◆ **Problem description**
Reproduce the listing lines starting at the one containing "nav-recents-button[interactable] bbox=[303, 730, 321, 758]" and ending at the one containing "back-button[interactable] bbox=[0, 14, 42, 52]", swapping every "interactable" for "clickable" and changing nothing else. Return only those lines.

◆ **Listed entries**
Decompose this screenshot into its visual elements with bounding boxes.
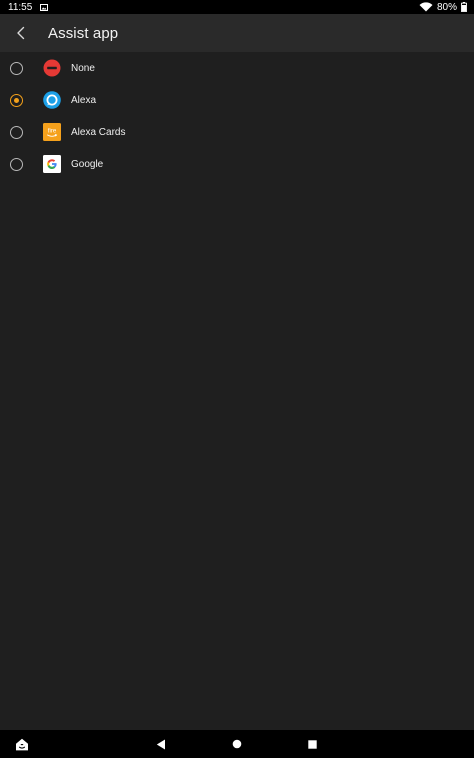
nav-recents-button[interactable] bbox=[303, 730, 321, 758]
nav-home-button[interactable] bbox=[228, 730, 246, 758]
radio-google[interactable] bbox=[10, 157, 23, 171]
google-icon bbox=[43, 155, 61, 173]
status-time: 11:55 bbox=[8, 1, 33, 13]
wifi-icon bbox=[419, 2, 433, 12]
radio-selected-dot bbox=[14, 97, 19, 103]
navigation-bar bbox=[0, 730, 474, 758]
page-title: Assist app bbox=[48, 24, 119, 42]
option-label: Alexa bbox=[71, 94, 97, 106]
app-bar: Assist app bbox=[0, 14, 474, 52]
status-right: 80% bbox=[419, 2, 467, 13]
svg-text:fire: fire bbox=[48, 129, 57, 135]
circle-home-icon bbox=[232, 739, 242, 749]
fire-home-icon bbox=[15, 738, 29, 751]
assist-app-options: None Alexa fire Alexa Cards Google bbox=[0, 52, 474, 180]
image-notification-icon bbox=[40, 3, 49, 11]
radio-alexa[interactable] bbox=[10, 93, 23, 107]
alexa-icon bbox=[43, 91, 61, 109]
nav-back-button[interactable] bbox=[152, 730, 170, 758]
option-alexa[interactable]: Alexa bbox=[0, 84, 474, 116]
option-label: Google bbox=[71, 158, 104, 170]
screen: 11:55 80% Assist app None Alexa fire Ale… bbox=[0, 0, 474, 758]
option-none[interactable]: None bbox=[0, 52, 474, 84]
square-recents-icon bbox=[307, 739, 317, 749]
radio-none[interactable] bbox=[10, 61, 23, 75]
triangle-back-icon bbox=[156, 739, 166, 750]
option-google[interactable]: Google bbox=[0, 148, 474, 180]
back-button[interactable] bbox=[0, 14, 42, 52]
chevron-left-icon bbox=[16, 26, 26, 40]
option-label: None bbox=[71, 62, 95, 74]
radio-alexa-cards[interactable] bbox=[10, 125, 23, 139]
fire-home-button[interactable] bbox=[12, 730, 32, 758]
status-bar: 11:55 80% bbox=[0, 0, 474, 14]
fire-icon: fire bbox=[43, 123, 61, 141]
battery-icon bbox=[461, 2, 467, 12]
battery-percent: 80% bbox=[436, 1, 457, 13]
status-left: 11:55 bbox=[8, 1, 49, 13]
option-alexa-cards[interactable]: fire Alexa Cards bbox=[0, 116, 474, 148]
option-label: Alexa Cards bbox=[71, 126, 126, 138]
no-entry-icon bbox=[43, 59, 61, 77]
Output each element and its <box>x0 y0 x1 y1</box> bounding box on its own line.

◆ **Exercise response**
nav-recents-button[clickable] bbox=[303, 730, 321, 758]
nav-home-button[clickable] bbox=[228, 730, 246, 758]
radio-google[clickable] bbox=[10, 157, 23, 171]
google-icon bbox=[43, 155, 61, 173]
status-time: 11:55 bbox=[8, 1, 33, 13]
wifi-icon bbox=[419, 2, 433, 12]
radio-selected-dot bbox=[14, 97, 19, 103]
navigation-bar bbox=[0, 730, 474, 758]
page-title: Assist app bbox=[48, 24, 119, 42]
option-label: Alexa bbox=[71, 94, 97, 106]
app-bar: Assist app bbox=[0, 14, 474, 52]
status-right: 80% bbox=[419, 2, 467, 13]
svg-text:fire: fire bbox=[48, 129, 57, 135]
circle-home-icon bbox=[232, 739, 242, 749]
fire-home-icon bbox=[15, 738, 29, 751]
assist-app-options: None Alexa fire Alexa Cards Google bbox=[0, 52, 474, 180]
image-notification-icon bbox=[40, 3, 49, 11]
radio-alexa[clickable] bbox=[10, 93, 23, 107]
alexa-icon bbox=[43, 91, 61, 109]
nav-back-button[clickable] bbox=[152, 730, 170, 758]
option-alexa[clickable]: Alexa bbox=[0, 84, 474, 116]
option-label: Google bbox=[71, 158, 104, 170]
screen: 11:55 80% Assist app None Alexa fire Ale… bbox=[0, 0, 474, 758]
option-none[clickable]: None bbox=[0, 52, 474, 84]
square-recents-icon bbox=[307, 739, 317, 749]
radio-none[clickable] bbox=[10, 61, 23, 75]
triangle-back-icon bbox=[156, 739, 166, 750]
option-google[clickable]: Google bbox=[0, 148, 474, 180]
back-button[clickable] bbox=[0, 14, 42, 52]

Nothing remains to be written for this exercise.